[Spatial layout data]
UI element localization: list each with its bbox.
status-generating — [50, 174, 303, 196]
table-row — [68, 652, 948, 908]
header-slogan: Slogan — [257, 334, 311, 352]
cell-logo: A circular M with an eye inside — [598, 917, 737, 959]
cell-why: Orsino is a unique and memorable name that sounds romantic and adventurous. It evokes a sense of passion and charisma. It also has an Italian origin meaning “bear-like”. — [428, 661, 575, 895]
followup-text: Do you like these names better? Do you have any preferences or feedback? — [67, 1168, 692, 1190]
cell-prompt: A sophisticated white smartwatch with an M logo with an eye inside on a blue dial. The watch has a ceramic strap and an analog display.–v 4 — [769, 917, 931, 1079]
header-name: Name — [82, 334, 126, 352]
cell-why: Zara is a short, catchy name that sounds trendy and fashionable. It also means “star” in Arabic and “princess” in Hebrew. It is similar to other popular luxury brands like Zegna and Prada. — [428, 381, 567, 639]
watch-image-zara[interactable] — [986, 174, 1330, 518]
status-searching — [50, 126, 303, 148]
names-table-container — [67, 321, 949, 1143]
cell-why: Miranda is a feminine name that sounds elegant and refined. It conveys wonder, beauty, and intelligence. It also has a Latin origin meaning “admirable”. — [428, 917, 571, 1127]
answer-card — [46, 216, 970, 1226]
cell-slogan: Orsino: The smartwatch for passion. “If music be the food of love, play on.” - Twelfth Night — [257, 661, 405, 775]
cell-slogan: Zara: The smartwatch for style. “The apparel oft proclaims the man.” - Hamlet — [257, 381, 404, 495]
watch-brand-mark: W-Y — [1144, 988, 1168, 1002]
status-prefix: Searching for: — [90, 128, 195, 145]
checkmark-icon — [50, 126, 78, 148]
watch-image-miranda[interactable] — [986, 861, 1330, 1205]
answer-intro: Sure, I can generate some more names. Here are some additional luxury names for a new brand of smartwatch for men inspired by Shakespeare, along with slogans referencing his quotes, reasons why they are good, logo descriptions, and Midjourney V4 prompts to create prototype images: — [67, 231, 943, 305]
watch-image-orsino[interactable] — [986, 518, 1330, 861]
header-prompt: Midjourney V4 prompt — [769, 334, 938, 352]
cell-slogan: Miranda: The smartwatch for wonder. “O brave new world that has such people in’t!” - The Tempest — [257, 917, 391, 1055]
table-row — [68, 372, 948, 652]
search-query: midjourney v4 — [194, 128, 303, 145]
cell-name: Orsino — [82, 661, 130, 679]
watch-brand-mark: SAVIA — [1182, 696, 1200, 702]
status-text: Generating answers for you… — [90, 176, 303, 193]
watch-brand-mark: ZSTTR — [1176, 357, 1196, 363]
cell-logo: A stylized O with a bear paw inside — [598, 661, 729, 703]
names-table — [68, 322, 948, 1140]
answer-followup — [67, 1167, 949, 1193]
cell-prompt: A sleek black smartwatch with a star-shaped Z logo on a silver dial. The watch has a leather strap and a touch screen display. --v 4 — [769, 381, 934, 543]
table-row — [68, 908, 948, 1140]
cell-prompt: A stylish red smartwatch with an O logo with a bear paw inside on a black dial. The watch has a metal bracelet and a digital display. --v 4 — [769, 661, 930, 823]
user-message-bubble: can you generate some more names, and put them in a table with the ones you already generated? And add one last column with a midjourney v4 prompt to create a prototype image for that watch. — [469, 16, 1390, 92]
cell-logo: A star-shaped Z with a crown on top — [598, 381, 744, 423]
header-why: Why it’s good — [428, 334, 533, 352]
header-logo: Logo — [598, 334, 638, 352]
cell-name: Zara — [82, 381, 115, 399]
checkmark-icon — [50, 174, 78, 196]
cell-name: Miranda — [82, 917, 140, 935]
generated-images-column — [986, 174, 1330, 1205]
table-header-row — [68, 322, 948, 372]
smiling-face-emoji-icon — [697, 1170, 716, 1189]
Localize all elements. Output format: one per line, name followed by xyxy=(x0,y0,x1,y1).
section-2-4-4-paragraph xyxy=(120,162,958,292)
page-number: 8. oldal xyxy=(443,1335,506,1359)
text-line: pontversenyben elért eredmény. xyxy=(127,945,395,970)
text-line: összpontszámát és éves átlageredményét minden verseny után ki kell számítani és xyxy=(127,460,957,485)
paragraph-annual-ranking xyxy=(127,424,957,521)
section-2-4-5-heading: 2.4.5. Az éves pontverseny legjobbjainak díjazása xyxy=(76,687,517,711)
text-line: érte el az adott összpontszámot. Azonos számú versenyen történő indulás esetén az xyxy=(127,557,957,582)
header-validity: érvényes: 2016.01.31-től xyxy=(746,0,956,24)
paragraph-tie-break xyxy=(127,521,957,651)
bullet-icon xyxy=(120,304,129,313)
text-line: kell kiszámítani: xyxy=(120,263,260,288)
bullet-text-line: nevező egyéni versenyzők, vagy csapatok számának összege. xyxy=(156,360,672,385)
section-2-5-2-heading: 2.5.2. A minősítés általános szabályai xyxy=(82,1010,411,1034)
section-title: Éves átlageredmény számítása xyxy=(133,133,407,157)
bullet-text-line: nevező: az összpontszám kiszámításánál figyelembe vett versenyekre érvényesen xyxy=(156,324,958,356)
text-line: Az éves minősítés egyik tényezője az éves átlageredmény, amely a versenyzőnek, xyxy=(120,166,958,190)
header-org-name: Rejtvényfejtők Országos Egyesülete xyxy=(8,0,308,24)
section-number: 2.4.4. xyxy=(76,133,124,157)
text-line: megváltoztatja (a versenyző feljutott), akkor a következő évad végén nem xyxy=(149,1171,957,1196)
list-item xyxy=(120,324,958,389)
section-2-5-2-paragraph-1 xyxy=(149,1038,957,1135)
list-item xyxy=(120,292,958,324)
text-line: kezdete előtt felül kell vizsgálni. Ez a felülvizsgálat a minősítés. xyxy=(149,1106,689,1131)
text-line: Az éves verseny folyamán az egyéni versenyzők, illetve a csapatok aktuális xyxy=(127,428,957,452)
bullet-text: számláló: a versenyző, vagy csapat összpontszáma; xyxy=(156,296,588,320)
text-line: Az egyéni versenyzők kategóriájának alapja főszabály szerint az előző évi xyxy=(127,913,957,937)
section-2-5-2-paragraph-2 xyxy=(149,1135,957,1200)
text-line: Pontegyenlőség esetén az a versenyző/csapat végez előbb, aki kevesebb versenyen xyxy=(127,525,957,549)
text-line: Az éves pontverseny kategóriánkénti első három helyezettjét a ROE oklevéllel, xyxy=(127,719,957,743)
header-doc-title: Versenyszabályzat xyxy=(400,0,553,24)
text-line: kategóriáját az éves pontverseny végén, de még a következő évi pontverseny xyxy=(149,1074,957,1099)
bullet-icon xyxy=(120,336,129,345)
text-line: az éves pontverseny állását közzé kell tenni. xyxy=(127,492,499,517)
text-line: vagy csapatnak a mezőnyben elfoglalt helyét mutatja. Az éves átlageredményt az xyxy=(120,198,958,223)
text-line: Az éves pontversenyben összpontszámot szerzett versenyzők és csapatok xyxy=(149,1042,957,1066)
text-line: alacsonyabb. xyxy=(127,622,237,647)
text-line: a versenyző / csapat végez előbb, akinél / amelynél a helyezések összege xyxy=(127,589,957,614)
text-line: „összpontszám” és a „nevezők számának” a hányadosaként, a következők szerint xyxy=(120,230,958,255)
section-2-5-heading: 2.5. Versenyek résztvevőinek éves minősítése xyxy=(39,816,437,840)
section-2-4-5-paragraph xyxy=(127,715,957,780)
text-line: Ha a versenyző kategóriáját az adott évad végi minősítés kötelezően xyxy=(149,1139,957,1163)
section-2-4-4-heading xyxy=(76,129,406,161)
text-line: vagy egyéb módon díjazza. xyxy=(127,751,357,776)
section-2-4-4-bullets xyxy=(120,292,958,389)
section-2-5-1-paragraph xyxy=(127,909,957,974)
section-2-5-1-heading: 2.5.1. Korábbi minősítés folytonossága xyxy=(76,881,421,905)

● Your goal
Rewrite the rows starting at the beginning of the rows and ending at the row that contains "cell-logo: A circular", replacing "circular" with "round" and leaving everything else unchanged.

● Solution for this exercise
UI element localization: list each with its bbox.
status-generating — [50, 174, 303, 196]
table-row — [68, 652, 948, 908]
header-slogan: Slogan — [257, 334, 311, 352]
cell-logo: A round M with an eye inside — [598, 917, 737, 959]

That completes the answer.